■ Written problem
Transcribe the records below exactly as they appear.

■ Data listing
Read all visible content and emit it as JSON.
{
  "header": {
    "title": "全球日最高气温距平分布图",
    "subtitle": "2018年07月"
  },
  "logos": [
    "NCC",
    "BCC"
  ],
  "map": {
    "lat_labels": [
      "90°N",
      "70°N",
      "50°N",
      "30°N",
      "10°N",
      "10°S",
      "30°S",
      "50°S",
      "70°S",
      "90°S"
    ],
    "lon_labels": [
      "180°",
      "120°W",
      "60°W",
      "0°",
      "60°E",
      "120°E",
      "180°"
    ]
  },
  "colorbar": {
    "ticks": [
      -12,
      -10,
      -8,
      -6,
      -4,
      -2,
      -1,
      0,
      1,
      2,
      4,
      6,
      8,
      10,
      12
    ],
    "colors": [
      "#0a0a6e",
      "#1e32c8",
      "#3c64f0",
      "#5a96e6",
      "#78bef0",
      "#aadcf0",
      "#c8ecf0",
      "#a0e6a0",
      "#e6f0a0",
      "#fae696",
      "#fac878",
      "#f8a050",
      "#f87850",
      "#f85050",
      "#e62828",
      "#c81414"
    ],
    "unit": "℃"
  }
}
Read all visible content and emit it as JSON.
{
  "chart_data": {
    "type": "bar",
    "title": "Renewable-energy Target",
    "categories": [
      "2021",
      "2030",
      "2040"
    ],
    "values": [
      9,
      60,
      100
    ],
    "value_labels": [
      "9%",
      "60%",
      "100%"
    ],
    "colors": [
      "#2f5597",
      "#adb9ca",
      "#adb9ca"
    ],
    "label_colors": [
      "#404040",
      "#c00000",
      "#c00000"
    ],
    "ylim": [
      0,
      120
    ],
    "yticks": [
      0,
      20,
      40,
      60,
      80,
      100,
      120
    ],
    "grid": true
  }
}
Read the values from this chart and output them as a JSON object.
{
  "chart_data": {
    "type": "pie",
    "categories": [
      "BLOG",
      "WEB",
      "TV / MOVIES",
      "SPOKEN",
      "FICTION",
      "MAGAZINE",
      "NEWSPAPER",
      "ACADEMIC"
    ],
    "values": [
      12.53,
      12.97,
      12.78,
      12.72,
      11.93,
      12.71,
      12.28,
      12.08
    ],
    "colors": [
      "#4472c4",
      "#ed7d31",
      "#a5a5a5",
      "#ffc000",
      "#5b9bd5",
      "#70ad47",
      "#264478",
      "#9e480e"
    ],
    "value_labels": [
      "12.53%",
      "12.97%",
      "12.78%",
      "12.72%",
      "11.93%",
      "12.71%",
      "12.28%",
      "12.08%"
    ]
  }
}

■ Answer for the task
Read all visible content and emit it as JSON.
{
  "header": {
    "title": "全球日最高气温距平分布图",
    "subtitle": "2018年07月"
  },
  "logos": [
    "NCC",
    "BCC"
  ],
  "map": {
    "lat_labels": [
      "90°N",
      "70°N",
      "50°N",
      "30°N",
      "10°N",
      "10°S",
      "30°S",
      "50°S",
      "70°S",
      "90°S"
    ],
    "lon_labels": [
      "180°",
      "120°W",
      "60°W",
      "0°",
      "60°E",
      "120°E",
      "180°"
    ]
  },
  "colorbar": {
    "ticks": [
      -12,
      -10,
      -8,
      -6,
      -4,
      -2,
      -1,
      0,
      1,
      2,
      4,
      6,
      8,
      10,
      12
    ],
    "colors": [
      "#0a0a6e",
      "#1e32c8",
      "#3c64f0",
      "#5a96e6",
      "#78bef0",
      "#aadcf0",
      "#c8ecf0",
      "#a0e6a0",
      "#e6f0a0",
      "#fae696",
      "#fac878",
      "#f8a050",
      "#f87850",
      "#f85050",
      "#e62828",
      "#c81414"
    ],
    "unit": "℃"
  }
}
Read all visible content and emit it as JSON.
{
  "chart_data": {
    "type": "bar",
    "title": "Renewable-energy Target",
    "categories": [
      "2021",
      "2030",
      "2040"
    ],
    "values": [
      9,
      60,
      100
    ],
    "value_labels": [
      "9%",
      "60%",
      "100%"
    ],
    "colors": [
      "#2f5597",
      "#adb9ca",
      "#adb9ca"
    ],
    "label_colors": [
      "#404040",
      "#c00000",
      "#c00000"
    ],
    "ylim": [
      0,
      120
    ],
    "yticks": [
      0,
      20,
      40,
      60,
      80,
      100,
      120
    ],
    "grid": true
  }
}
Read the values from this chart and output them as a JSON object.
{
  "chart_data": {
    "type": "pie",
    "categories": [
      "BLOG",
      "WEB",
      "TV / MOVIES",
      "SPOKEN",
      "FICTION",
      "MAGAZINE",
      "NEWSPAPER",
      "ACADEMIC"
    ],
    "values": [
      12.53,
      12.97,
      12.78,
      12.72,
      11.93,
      12.71,
      12.28,
      12.08
    ],
    "colors": [
      "#4472c4",
      "#ed7d31",
      "#a5a5a5",
      "#ffc000",
      "#5b9bd5",
      "#70ad47",
      "#264478",
      "#9e480e"
    ],
    "value_labels": [
      "12.53%",
      "12.97%",
      "12.78%",
      "12.72%",
      "11.93%",
      "12.71%",
      "12.28%",
      "12.08%"
    ]
  }
}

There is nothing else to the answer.